Task instructions —
For each line below that contains the word "tumor", make a copy.

Dataset —
_ _ _ _ _ _ _
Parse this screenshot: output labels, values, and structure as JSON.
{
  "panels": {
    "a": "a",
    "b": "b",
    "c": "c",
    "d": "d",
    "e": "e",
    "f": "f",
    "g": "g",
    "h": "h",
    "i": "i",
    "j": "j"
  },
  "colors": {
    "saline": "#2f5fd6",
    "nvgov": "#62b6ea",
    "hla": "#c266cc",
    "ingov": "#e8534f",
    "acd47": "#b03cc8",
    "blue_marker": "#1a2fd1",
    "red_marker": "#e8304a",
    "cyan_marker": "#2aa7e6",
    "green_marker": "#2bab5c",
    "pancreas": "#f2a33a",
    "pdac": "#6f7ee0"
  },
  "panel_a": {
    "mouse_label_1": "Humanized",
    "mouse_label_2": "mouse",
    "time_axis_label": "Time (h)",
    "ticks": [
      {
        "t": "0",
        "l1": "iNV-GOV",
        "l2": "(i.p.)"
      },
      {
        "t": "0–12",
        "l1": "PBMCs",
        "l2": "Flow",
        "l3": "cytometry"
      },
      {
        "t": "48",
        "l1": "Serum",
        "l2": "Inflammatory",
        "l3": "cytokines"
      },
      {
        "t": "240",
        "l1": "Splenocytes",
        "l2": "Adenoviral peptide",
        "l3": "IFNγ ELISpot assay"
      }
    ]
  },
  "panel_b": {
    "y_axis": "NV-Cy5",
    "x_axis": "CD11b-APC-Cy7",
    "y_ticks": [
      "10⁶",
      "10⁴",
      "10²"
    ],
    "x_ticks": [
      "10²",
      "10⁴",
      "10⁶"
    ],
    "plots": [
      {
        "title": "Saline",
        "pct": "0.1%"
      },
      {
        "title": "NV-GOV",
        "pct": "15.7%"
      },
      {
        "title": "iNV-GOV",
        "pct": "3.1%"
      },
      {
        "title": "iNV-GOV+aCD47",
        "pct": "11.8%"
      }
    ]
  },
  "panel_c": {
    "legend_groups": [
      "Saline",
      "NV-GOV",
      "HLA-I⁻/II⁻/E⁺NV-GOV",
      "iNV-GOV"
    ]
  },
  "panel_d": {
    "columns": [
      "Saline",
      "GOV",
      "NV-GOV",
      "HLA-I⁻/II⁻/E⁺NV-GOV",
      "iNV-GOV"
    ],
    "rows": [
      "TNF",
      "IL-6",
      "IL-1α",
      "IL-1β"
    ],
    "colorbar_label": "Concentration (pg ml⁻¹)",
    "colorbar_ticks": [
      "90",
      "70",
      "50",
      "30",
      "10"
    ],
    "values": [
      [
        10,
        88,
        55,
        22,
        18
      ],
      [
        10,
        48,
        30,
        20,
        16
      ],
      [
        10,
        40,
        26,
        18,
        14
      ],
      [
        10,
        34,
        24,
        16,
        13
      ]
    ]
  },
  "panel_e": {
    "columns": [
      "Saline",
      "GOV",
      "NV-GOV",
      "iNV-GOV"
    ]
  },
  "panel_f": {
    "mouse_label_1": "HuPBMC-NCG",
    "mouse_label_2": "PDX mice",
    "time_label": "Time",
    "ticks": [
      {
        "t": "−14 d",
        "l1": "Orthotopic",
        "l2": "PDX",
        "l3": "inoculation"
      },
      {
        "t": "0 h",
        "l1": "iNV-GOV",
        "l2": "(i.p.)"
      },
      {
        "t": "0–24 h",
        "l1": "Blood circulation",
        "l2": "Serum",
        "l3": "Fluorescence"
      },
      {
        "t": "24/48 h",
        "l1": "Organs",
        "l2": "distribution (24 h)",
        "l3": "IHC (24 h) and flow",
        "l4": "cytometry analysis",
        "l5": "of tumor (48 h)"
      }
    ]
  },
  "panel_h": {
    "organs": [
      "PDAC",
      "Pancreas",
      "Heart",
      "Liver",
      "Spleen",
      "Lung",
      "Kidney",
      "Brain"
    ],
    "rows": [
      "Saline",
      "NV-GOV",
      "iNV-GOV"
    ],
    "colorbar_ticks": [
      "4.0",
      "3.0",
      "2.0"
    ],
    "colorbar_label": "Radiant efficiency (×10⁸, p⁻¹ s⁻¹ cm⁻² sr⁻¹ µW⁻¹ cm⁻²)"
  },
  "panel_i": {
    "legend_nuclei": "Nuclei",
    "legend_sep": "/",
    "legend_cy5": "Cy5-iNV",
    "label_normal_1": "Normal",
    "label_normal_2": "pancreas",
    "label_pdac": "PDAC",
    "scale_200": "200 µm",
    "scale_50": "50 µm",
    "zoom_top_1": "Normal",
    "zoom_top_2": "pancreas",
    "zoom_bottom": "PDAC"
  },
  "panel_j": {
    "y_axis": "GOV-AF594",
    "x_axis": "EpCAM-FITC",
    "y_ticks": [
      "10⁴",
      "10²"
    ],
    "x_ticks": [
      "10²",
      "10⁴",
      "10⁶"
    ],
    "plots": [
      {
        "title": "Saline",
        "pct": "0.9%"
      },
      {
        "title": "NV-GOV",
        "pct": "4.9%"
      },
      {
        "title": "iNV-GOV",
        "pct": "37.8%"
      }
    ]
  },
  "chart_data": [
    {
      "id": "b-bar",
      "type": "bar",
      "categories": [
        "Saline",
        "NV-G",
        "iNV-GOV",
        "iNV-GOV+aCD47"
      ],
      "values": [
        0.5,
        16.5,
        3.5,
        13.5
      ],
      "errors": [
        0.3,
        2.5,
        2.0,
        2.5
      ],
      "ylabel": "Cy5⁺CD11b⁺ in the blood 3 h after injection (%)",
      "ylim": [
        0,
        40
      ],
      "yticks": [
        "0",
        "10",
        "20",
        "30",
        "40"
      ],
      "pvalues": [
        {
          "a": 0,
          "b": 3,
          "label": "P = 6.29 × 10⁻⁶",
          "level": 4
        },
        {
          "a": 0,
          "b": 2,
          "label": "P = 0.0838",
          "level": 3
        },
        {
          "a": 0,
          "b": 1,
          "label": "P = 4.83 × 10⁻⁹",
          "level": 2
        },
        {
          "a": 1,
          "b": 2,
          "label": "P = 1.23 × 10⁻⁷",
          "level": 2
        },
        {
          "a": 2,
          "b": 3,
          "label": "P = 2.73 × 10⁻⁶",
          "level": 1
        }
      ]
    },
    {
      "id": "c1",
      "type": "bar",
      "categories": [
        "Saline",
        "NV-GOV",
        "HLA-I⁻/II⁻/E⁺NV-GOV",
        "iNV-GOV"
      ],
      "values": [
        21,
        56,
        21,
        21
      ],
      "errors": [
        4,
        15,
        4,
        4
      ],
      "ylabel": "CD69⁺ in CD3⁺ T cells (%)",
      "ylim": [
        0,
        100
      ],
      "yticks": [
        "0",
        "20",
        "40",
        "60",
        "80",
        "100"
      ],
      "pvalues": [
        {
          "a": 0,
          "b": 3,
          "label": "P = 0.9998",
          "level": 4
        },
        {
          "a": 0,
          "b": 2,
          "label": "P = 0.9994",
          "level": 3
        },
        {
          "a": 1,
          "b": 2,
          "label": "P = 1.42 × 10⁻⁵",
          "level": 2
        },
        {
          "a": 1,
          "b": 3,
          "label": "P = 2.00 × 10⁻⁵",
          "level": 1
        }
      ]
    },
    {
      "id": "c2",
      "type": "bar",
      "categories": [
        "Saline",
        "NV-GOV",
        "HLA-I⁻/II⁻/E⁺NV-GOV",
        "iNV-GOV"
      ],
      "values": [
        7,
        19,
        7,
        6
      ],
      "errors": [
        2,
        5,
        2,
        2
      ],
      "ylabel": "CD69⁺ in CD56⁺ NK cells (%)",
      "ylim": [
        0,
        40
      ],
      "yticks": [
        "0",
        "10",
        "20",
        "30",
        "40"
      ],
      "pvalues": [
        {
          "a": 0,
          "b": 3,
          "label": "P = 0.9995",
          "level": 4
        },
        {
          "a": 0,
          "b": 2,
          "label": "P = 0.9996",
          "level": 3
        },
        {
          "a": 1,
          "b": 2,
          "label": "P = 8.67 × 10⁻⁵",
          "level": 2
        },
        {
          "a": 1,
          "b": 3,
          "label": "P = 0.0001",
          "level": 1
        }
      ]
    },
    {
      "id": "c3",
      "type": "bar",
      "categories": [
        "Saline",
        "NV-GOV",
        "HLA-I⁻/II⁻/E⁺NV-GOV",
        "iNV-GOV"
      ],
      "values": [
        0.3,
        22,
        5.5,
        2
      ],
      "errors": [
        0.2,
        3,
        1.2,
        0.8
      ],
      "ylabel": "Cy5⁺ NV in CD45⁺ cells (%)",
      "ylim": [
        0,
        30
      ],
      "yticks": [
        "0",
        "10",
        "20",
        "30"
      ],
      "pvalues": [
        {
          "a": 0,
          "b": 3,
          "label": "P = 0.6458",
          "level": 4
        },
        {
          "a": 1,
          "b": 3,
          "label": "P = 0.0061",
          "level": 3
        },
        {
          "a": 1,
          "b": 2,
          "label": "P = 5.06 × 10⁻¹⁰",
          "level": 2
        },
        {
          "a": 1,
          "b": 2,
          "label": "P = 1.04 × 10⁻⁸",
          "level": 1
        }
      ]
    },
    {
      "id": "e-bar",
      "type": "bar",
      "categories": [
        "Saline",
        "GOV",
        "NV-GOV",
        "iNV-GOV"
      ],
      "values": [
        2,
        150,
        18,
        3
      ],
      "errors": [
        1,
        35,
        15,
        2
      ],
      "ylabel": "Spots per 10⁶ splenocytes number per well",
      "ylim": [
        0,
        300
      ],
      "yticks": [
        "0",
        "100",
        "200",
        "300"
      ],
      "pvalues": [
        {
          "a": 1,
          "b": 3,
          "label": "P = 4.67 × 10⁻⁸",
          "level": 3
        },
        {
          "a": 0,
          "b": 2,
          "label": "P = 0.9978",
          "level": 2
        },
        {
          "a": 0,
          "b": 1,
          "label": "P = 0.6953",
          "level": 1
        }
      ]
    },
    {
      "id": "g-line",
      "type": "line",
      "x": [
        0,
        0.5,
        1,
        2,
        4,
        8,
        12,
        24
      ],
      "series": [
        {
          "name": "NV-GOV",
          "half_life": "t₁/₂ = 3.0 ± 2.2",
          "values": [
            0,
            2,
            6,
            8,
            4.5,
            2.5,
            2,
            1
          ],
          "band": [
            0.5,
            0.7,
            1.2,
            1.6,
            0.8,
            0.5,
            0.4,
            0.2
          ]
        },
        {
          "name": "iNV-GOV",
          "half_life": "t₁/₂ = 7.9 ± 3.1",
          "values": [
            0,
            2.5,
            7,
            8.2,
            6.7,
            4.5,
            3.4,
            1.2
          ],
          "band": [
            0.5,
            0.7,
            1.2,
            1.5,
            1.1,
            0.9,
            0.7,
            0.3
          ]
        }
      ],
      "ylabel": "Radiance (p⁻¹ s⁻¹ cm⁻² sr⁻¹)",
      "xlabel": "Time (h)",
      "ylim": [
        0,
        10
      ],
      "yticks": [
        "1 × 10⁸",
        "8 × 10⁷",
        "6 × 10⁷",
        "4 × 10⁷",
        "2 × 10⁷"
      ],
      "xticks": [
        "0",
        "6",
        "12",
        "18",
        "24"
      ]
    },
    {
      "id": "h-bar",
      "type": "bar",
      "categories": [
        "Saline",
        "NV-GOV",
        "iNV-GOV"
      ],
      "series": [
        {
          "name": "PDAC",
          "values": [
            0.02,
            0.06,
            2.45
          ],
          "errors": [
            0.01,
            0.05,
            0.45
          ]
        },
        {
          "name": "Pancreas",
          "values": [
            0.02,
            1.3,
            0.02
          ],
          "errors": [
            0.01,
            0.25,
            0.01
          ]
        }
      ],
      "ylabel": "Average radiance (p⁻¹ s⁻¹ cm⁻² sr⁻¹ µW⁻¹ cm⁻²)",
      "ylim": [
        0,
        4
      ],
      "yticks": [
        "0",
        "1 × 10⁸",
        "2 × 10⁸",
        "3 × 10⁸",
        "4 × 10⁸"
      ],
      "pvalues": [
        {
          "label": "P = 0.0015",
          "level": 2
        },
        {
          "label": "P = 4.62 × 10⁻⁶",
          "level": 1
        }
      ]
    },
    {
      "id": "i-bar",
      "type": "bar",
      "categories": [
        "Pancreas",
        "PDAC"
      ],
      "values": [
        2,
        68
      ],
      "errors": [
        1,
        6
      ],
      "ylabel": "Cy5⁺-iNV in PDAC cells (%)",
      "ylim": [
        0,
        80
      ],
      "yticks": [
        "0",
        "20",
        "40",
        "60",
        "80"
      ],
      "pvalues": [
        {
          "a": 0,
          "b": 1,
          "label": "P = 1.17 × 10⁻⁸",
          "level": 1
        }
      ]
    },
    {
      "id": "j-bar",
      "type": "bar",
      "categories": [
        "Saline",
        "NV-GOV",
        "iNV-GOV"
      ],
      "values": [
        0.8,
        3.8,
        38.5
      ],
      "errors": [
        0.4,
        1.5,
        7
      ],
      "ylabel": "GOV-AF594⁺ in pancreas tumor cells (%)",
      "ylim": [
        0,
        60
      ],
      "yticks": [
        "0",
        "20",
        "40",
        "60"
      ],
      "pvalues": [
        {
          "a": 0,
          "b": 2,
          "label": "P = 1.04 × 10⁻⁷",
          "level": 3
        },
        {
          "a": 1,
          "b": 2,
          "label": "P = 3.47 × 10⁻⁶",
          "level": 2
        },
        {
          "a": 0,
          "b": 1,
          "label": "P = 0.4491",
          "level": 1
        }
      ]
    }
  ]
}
_ _ _ _ _ _ _
Result of the exercise —
        "l5": "of tumor (48 h)"
      "ylabel": "GOV-AF594⁺ in pancreas tumor cells (%)",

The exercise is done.